Job:
An exact reproduction of the records is required, with all images left out.

--- Begin ---

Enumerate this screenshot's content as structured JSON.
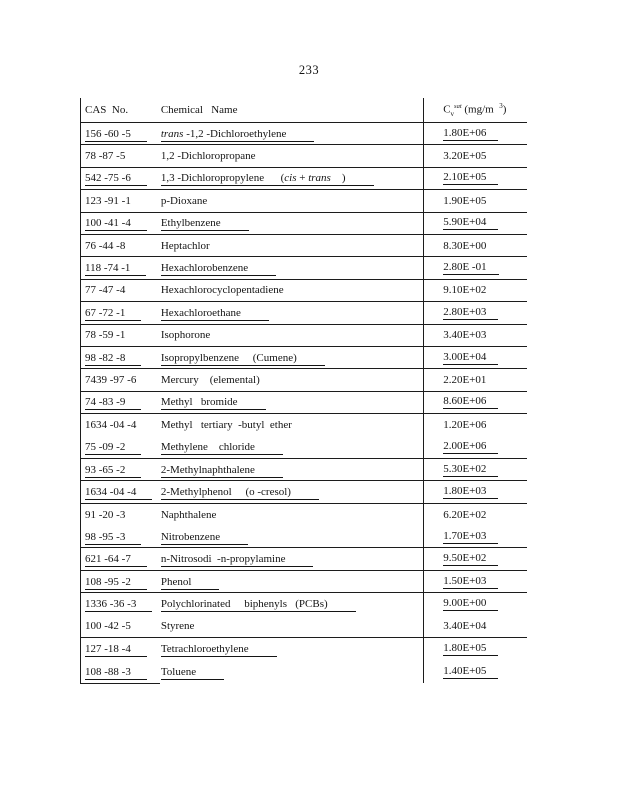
{
  "page": {
    "number": "233"
  },
  "table": {
    "headers": {
      "cas": "CAS  No.",
      "name": "Chemical   Name",
      "value_segments": [
        {
          "t": "C"
        },
        {
          "t": "v",
          "sub": true
        },
        {
          "t": "sat",
          "sup": true,
          "i": true
        },
        {
          "t": " (mg/m  "
        },
        {
          "t": "3",
          "sup": true
        },
        {
          "t": ")"
        }
      ]
    },
    "rows": [
      {
        "cas": "156 -60 -5",
        "name": [
          {
            "t": "trans",
            "i": true
          },
          {
            "t": " -1,2 -Dichloroethylene"
          }
        ],
        "value": "1.80E+06",
        "u": true,
        "rule": true
      },
      {
        "cas": "78 -87 -5",
        "name": [
          {
            "t": "1,2 -Dichloropropane"
          }
        ],
        "value": "3.20E+05",
        "u": false,
        "rule": true
      },
      {
        "cas": "542 -75 -6",
        "name": [
          {
            "t": "1,3 -Dichloropropylene      ("
          },
          {
            "t": "cis",
            "i": true
          },
          {
            "t": " + "
          },
          {
            "t": "trans",
            "i": true
          },
          {
            "t": "    )"
          }
        ],
        "value": "2.10E+05",
        "u": true,
        "rule": true
      },
      {
        "cas": "123 -91 -1",
        "name": [
          {
            "t": "p-Dioxane"
          }
        ],
        "value": "1.90E+05",
        "u": false,
        "rule": true
      },
      {
        "cas": "100 -41 -4",
        "name": [
          {
            "t": "Ethylbenzene"
          }
        ],
        "value": "5.90E+04",
        "u": true,
        "rule": true
      },
      {
        "cas": "76 -44 -8",
        "name": [
          {
            "t": "Heptachlor"
          }
        ],
        "value": "8.30E+00",
        "u": false,
        "rule": true
      },
      {
        "cas": "118 -74 -1",
        "name": [
          {
            "t": "Hexachlorobenzene"
          }
        ],
        "value": "2.80E -01",
        "u": true,
        "rule": true
      },
      {
        "cas": "77 -47 -4",
        "name": [
          {
            "t": "Hexachlorocyclopentadiene"
          }
        ],
        "value": "9.10E+02",
        "u": false,
        "rule": true
      },
      {
        "cas": "67 -72 -1",
        "name": [
          {
            "t": "Hexachloroethane"
          }
        ],
        "value": "2.80E+03",
        "u": true,
        "rule": true
      },
      {
        "cas": "78 -59 -1",
        "name": [
          {
            "t": "Isophorone"
          }
        ],
        "value": "3.40E+03",
        "u": false,
        "rule": true
      },
      {
        "cas": "98 -82 -8",
        "name": [
          {
            "t": "Isopropylbenzene     (Cumene)"
          }
        ],
        "value": "3.00E+04",
        "u": true,
        "rule": true
      },
      {
        "cas": "7439 -97 -6",
        "name": [
          {
            "t": "Mercury    (elemental)"
          }
        ],
        "value": "2.20E+01",
        "u": false,
        "rule": true
      },
      {
        "cas": "74 -83 -9",
        "name": [
          {
            "t": "Methyl   bromide"
          }
        ],
        "value": "8.60E+06",
        "u": true,
        "rule": true
      },
      {
        "cas": "1634 -04 -4",
        "name": [
          {
            "t": "Methyl   tertiary  -butyl  ether"
          }
        ],
        "value": "1.20E+06",
        "u": false,
        "rule": false
      },
      {
        "cas": "75 -09 -2",
        "name": [
          {
            "t": "Methylene    chloride"
          }
        ],
        "value": "2.00E+06",
        "u": true,
        "rule": true
      },
      {
        "cas": "93 -65 -2",
        "name": [
          {
            "t": "2-Methylnaphthalene"
          }
        ],
        "value": "5.30E+02",
        "u": true,
        "rule": true
      },
      {
        "cas": "1634 -04 -4",
        "name": [
          {
            "t": "2-Methylphenol     (o -cresol)"
          }
        ],
        "value": "1.80E+03",
        "u": true,
        "rule": true
      },
      {
        "cas": "91 -20 -3",
        "name": [
          {
            "t": "Naphthalene"
          }
        ],
        "value": "6.20E+02",
        "u": false,
        "rule": false
      },
      {
        "cas": "98 -95 -3",
        "name": [
          {
            "t": "Nitrobenzene"
          }
        ],
        "value": "1.70E+03",
        "u": true,
        "rule": true
      },
      {
        "cas": "621 -64 -7",
        "name": [
          {
            "t": "n-Nitrosodi  -n-propylamine"
          }
        ],
        "value": "9.50E+02",
        "u": true,
        "rule": true
      },
      {
        "cas": "108 -95 -2",
        "name": [
          {
            "t": "Phenol"
          }
        ],
        "value": "1.50E+03",
        "u": true,
        "rule": true
      },
      {
        "cas": "1336 -36 -3",
        "name": [
          {
            "t": "Polychlorinated     biphenyls   (PCBs)"
          }
        ],
        "value": "9.00E+00",
        "u": true,
        "rule": false
      },
      {
        "cas": "100 -42 -5",
        "name": [
          {
            "t": "Styrene"
          }
        ],
        "value": "3.40E+04",
        "u": false,
        "rule": true
      },
      {
        "cas": "127 -18 -4",
        "name": [
          {
            "t": "Tetrachloroethylene"
          }
        ],
        "value": "1.80E+05",
        "u": true,
        "rule": false
      },
      {
        "cas": "108 -88 -3",
        "name": [
          {
            "t": "Toluene"
          }
        ],
        "value": "1.40E+05",
        "u": true,
        "rule": false
      }
    ]
  }
}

--- End ---

Final result:
Enumerate this screenshot's content as structured JSON.
{
  "page": {
    "number": "233"
  },
  "table": {
    "headers": {
      "cas": "CAS  No.",
      "name": "Chemical   Name",
      "value_segments": [
        {
          "t": "C"
        },
        {
          "t": "v",
          "sub": true
        },
        {
          "t": "sat",
          "sup": true,
          "i": true
        },
        {
          "t": " (mg/m  "
        },
        {
          "t": "3",
          "sup": true
        },
        {
          "t": ")"
        }
      ]
    },
    "rows": [
      {
        "cas": "156 -60 -5",
        "name": [
          {
            "t": "trans",
            "i": true
          },
          {
            "t": " -1,2 -Dichloroethylene"
          }
        ],
        "value": "1.80E+06",
        "u": true,
        "rule": true
      },
      {
        "cas": "78 -87 -5",
        "name": [
          {
            "t": "1,2 -Dichloropropane"
          }
        ],
        "value": "3.20E+05",
        "u": false,
        "rule": true
      },
      {
        "cas": "542 -75 -6",
        "name": [
          {
            "t": "1,3 -Dichloropropylene      ("
          },
          {
            "t": "cis",
            "i": true
          },
          {
            "t": " + "
          },
          {
            "t": "trans",
            "i": true
          },
          {
            "t": "    )"
          }
        ],
        "value": "2.10E+05",
        "u": true,
        "rule": true
      },
      {
        "cas": "123 -91 -1",
        "name": [
          {
            "t": "p-Dioxane"
          }
        ],
        "value": "1.90E+05",
        "u": false,
        "rule": true
      },
      {
        "cas": "100 -41 -4",
        "name": [
          {
            "t": "Ethylbenzene"
          }
        ],
        "value": "5.90E+04",
        "u": true,
        "rule": true
      },
      {
        "cas": "76 -44 -8",
        "name": [
          {
            "t": "Heptachlor"
          }
        ],
        "value": "8.30E+00",
        "u": false,
        "rule": true
      },
      {
        "cas": "118 -74 -1",
        "name": [
          {
            "t": "Hexachlorobenzene"
          }
        ],
        "value": "2.80E -01",
        "u": true,
        "rule": true
      },
      {
        "cas": "77 -47 -4",
        "name": [
          {
            "t": "Hexachlorocyclopentadiene"
          }
        ],
        "value": "9.10E+02",
        "u": false,
        "rule": true
      },
      {
        "cas": "67 -72 -1",
        "name": [
          {
            "t": "Hexachloroethane"
          }
        ],
        "value": "2.80E+03",
        "u": true,
        "rule": true
      },
      {
        "cas": "78 -59 -1",
        "name": [
          {
            "t": "Isophorone"
          }
        ],
        "value": "3.40E+03",
        "u": false,
        "rule": true
      },
      {
        "cas": "98 -82 -8",
        "name": [
          {
            "t": "Isopropylbenzene     (Cumene)"
          }
        ],
        "value": "3.00E+04",
        "u": true,
        "rule": true
      },
      {
        "cas": "7439 -97 -6",
        "name": [
          {
            "t": "Mercury    (elemental)"
          }
        ],
        "value": "2.20E+01",
        "u": false,
        "rule": true
      },
      {
        "cas": "74 -83 -9",
        "name": [
          {
            "t": "Methyl   bromide"
          }
        ],
        "value": "8.60E+06",
        "u": true,
        "rule": true
      },
      {
        "cas": "1634 -04 -4",
        "name": [
          {
            "t": "Methyl   tertiary  -butyl  ether"
          }
        ],
        "value": "1.20E+06",
        "u": false,
        "rule": false
      },
      {
        "cas": "75 -09 -2",
        "name": [
          {
            "t": "Methylene    chloride"
          }
        ],
        "value": "2.00E+06",
        "u": true,
        "rule": true
      },
      {
        "cas": "93 -65 -2",
        "name": [
          {
            "t": "2-Methylnaphthalene"
          }
        ],
        "value": "5.30E+02",
        "u": true,
        "rule": true
      },
      {
        "cas": "1634 -04 -4",
        "name": [
          {
            "t": "2-Methylphenol     (o -cresol)"
          }
        ],
        "value": "1.80E+03",
        "u": true,
        "rule": true
      },
      {
        "cas": "91 -20 -3",
        "name": [
          {
            "t": "Naphthalene"
          }
        ],
        "value": "6.20E+02",
        "u": false,
        "rule": false
      },
      {
        "cas": "98 -95 -3",
        "name": [
          {
            "t": "Nitrobenzene"
          }
        ],
        "value": "1.70E+03",
        "u": true,
        "rule": true
      },
      {
        "cas": "621 -64 -7",
        "name": [
          {
            "t": "n-Nitrosodi  -n-propylamine"
          }
        ],
        "value": "9.50E+02",
        "u": true,
        "rule": true
      },
      {
        "cas": "108 -95 -2",
        "name": [
          {
            "t": "Phenol"
          }
        ],
        "value": "1.50E+03",
        "u": true,
        "rule": true
      },
      {
        "cas": "1336 -36 -3",
        "name": [
          {
            "t": "Polychlorinated     biphenyls   (PCBs)"
          }
        ],
        "value": "9.00E+00",
        "u": true,
        "rule": false
      },
      {
        "cas": "100 -42 -5",
        "name": [
          {
            "t": "Styrene"
          }
        ],
        "value": "3.40E+04",
        "u": false,
        "rule": true
      },
      {
        "cas": "127 -18 -4",
        "name": [
          {
            "t": "Tetrachloroethylene"
          }
        ],
        "value": "1.80E+05",
        "u": true,
        "rule": false
      },
      {
        "cas": "108 -88 -3",
        "name": [
          {
            "t": "Toluene"
          }
        ],
        "value": "1.40E+05",
        "u": true,
        "rule": false
      }
    ]
  }
}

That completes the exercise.